SUPPLIED INFORMATION |
_ _ _ _ _ _ _

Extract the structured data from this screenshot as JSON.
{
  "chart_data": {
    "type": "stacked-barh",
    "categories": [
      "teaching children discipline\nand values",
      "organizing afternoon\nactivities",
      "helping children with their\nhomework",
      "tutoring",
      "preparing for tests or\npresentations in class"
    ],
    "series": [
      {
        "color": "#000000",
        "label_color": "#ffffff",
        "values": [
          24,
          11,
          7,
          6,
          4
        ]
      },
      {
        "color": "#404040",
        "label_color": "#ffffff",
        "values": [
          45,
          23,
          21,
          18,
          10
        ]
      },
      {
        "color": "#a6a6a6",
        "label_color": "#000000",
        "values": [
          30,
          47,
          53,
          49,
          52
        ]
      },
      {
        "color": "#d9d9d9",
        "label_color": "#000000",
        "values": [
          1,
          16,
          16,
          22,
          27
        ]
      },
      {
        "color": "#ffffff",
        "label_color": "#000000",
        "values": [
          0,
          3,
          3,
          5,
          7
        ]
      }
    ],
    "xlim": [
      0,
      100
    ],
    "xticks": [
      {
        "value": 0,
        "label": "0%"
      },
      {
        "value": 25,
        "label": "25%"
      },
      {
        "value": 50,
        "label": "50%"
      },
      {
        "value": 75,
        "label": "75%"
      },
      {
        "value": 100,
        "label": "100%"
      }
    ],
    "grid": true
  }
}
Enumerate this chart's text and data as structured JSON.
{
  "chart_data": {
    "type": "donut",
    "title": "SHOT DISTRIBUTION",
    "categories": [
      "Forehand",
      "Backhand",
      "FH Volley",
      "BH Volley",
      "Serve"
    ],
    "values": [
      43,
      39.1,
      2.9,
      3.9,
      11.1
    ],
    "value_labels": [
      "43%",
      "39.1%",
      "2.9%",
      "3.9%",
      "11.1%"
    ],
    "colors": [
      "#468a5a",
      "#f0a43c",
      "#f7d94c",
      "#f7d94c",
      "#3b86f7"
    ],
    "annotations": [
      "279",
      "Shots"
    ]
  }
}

_ _ _ _ _ _ _

AIM OF THE TASK |
Look through the entries and work out how many lines have the word "this" in them; reply with that number only.

WRITTEN RESPONSE |
2